--- Start DATA LISTING ---

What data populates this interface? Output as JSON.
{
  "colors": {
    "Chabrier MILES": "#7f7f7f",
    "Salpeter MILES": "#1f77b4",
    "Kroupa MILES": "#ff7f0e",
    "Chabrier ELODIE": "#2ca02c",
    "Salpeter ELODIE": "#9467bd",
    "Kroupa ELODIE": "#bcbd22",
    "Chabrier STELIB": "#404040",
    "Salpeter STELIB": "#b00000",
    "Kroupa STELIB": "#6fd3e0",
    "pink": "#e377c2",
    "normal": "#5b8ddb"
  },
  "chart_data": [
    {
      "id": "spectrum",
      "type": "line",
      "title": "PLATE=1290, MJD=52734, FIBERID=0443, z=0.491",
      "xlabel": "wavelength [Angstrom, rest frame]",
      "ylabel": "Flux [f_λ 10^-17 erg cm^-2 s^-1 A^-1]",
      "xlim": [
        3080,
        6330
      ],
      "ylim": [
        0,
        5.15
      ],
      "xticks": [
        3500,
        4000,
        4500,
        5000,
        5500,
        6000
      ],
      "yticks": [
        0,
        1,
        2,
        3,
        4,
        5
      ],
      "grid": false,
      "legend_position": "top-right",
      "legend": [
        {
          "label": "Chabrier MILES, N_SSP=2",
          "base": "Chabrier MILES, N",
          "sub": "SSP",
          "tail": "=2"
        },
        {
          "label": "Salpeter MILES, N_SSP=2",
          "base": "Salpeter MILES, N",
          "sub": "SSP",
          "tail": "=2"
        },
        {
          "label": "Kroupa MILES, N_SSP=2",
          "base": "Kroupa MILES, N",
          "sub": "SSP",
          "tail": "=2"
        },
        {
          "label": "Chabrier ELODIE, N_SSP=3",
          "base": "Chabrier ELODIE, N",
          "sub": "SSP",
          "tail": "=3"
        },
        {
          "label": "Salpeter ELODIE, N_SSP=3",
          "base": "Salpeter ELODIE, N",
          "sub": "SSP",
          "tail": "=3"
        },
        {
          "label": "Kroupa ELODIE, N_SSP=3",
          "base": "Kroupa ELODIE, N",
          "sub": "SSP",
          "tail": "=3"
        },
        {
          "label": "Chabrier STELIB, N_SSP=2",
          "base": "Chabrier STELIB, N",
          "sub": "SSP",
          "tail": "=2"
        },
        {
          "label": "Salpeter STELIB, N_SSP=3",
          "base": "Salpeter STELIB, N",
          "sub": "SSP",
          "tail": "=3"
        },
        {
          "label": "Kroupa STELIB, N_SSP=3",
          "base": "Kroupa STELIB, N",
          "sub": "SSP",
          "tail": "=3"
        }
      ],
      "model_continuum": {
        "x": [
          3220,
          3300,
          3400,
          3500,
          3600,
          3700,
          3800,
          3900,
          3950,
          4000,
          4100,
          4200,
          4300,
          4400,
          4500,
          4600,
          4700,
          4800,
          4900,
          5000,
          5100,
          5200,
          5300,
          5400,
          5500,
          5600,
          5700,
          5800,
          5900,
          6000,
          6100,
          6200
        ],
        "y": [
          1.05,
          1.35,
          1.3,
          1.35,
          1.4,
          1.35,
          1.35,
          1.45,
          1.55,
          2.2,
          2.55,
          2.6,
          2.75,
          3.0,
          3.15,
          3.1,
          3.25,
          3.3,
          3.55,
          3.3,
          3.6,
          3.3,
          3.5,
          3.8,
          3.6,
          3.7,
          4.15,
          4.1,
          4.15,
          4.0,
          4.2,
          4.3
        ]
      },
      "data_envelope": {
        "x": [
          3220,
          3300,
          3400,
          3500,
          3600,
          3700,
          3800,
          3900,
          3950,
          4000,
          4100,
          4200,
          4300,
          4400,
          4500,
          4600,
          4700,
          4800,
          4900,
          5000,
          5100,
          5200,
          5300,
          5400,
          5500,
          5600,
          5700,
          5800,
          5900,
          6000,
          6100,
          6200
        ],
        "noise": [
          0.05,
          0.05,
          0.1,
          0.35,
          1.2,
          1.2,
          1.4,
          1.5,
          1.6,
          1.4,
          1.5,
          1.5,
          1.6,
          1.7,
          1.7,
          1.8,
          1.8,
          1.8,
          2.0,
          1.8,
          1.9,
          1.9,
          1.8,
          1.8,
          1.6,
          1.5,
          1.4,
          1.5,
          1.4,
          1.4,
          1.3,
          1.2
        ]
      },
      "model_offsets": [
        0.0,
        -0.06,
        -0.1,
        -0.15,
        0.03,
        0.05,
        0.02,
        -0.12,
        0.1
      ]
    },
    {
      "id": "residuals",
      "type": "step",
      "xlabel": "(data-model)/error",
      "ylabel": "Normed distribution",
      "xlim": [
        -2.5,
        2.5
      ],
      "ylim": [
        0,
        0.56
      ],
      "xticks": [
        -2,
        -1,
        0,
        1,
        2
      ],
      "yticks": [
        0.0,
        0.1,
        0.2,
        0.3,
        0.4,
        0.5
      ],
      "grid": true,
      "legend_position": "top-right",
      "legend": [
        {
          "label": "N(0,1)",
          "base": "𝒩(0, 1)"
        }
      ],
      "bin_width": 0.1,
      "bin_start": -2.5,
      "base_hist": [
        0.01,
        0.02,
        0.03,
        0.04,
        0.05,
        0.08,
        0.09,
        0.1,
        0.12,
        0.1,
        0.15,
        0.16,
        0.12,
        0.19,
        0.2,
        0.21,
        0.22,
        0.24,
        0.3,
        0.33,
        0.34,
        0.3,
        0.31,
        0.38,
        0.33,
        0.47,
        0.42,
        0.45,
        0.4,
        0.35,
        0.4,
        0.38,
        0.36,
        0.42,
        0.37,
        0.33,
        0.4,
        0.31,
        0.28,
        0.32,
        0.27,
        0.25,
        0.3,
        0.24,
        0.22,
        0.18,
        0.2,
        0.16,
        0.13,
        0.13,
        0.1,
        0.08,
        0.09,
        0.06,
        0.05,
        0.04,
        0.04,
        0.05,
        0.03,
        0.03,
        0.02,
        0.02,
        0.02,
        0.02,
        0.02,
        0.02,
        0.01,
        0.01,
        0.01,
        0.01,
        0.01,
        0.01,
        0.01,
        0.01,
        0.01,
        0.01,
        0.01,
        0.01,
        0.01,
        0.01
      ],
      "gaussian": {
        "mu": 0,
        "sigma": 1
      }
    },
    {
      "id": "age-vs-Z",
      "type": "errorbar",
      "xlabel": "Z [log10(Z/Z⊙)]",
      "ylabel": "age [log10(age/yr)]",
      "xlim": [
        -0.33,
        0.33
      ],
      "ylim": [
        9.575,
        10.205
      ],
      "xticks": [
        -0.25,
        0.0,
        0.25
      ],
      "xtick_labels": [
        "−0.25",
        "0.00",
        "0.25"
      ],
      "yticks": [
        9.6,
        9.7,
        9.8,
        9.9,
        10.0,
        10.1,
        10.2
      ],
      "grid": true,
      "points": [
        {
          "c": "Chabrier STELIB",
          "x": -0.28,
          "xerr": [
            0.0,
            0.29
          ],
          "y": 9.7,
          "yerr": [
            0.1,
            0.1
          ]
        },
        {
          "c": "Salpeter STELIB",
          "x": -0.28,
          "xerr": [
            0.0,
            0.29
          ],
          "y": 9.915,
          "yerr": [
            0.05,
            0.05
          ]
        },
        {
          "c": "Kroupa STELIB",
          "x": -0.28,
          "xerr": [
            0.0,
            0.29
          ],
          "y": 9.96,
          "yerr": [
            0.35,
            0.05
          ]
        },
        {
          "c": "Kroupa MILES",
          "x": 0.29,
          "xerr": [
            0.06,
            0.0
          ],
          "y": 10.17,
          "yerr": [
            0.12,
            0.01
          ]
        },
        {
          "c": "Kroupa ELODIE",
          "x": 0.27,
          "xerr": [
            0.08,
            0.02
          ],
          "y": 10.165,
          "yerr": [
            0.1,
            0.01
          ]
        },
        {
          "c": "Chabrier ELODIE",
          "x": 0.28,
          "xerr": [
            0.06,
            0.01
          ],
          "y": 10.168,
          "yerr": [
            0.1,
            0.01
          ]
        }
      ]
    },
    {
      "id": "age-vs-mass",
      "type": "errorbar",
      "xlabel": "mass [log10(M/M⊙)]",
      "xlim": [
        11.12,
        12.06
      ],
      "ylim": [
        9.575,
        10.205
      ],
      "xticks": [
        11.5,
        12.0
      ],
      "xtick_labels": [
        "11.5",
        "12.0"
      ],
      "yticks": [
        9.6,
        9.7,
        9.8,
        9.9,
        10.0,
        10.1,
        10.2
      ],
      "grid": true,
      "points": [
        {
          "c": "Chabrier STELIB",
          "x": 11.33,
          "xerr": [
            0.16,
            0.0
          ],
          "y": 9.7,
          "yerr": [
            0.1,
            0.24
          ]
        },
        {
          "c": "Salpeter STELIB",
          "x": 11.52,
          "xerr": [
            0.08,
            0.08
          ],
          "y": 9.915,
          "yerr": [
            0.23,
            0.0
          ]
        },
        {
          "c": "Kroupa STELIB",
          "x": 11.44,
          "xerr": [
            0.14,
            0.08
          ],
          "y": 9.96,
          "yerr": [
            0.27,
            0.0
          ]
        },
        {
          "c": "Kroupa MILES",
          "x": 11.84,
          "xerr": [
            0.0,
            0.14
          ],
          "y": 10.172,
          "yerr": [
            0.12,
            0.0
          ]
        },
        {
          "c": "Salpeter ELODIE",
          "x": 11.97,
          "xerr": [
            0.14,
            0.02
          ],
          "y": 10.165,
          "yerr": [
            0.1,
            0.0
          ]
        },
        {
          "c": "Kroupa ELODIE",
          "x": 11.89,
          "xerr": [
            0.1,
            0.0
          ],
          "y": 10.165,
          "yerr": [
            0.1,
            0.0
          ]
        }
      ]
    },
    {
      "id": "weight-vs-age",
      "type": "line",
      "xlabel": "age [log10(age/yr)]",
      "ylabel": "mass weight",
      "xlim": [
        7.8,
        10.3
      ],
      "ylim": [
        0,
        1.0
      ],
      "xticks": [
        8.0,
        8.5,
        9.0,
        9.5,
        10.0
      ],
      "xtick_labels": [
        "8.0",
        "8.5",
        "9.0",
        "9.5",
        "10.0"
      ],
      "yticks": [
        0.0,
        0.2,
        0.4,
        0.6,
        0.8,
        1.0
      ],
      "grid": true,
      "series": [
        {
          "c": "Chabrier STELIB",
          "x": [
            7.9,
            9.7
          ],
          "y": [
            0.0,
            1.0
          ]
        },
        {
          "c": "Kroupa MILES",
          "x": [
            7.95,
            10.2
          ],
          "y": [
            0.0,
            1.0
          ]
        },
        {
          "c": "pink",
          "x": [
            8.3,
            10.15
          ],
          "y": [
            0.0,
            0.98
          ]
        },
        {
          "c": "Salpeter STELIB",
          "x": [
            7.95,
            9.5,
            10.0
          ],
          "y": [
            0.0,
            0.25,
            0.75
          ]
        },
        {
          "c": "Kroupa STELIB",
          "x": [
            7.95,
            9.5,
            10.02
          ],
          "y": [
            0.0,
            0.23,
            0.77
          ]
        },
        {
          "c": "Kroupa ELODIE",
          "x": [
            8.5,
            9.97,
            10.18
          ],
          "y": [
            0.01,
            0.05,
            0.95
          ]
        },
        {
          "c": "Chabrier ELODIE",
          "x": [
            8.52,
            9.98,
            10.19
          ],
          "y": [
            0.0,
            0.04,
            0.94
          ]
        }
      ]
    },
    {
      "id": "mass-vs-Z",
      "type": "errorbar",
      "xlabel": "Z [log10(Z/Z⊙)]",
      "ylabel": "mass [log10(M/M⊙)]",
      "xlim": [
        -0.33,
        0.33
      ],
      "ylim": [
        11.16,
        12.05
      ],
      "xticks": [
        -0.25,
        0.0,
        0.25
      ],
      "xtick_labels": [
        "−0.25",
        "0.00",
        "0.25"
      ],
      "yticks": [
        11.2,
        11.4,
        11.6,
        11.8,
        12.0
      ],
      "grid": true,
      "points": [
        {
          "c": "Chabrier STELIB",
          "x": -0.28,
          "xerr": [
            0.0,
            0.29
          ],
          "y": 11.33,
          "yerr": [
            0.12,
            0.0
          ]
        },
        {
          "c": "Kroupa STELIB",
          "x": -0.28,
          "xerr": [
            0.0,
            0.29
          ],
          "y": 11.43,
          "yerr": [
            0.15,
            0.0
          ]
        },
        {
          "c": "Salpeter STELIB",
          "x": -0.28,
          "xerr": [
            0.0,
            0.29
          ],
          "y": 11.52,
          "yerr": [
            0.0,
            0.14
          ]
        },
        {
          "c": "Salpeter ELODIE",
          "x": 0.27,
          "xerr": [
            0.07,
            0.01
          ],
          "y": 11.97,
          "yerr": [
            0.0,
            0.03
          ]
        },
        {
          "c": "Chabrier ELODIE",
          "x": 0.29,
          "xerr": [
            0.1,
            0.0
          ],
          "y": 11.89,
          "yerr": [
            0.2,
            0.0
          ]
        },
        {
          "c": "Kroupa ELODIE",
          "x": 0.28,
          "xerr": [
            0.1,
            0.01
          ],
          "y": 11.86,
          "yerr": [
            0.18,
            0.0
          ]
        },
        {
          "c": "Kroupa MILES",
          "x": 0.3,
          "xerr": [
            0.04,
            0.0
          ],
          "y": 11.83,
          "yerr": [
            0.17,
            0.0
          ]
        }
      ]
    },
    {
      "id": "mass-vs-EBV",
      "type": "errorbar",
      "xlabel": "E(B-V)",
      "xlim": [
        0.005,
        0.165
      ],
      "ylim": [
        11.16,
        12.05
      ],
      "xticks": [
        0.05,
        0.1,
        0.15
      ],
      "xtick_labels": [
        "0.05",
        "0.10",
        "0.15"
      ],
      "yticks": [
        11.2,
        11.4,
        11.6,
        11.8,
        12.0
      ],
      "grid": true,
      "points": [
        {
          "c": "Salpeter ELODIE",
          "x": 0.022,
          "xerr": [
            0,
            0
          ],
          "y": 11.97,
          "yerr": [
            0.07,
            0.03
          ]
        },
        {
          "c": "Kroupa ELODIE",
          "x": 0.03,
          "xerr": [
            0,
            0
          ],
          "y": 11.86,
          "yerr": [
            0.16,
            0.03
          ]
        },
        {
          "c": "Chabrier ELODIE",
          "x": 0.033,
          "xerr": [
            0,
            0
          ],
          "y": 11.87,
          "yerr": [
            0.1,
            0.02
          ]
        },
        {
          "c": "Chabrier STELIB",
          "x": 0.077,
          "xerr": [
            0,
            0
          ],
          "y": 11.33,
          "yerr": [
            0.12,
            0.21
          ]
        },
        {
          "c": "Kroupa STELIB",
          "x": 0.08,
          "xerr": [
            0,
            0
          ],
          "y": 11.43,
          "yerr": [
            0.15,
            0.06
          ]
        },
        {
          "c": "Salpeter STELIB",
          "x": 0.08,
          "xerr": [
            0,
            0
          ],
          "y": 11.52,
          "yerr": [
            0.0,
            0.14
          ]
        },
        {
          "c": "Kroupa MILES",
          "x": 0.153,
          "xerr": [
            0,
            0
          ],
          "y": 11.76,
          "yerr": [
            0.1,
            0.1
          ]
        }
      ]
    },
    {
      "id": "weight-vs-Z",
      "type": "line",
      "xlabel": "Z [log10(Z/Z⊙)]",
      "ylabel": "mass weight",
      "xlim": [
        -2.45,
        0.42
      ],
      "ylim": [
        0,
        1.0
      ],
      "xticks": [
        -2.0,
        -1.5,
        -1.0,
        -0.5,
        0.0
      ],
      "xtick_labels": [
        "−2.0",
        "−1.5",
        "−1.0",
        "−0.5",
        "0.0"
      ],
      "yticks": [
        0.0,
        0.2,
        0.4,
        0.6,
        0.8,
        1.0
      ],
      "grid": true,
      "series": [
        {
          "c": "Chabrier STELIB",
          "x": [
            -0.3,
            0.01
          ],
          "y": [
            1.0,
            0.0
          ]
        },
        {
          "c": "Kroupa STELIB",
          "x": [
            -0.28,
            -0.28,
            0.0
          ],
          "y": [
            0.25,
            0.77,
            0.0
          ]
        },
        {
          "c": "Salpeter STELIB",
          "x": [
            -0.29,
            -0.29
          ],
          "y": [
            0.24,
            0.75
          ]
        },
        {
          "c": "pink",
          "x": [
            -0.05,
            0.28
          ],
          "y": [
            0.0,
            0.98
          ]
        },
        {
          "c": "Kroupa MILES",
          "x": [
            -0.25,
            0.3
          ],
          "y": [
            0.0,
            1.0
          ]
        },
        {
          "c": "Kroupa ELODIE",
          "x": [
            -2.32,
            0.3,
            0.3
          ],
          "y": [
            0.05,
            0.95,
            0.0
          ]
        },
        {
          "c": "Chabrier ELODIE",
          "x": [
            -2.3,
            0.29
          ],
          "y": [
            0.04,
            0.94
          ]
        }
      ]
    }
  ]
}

--- End DATA LISTING ---

- _SET EXERCISE_: Read through the entries and copy each line in which "xlabel" appears.

- _ANSWER TO THE EXERCISE_:
      "xlabel": "wavelength [Angstrom, rest frame]",
      "xlabel": "(data-model)/error",
      "xlabel": "Z [log10(Z/Z⊙)]",
      "xlabel": "mass [log10(M/M⊙)]",
      "xlabel": "age [log10(age/yr)]",
      "xlabel": "Z [log10(Z/Z⊙)]",
      "xlabel": "E(B-V)",
      "xlabel": "Z [log10(Z/Z⊙)]",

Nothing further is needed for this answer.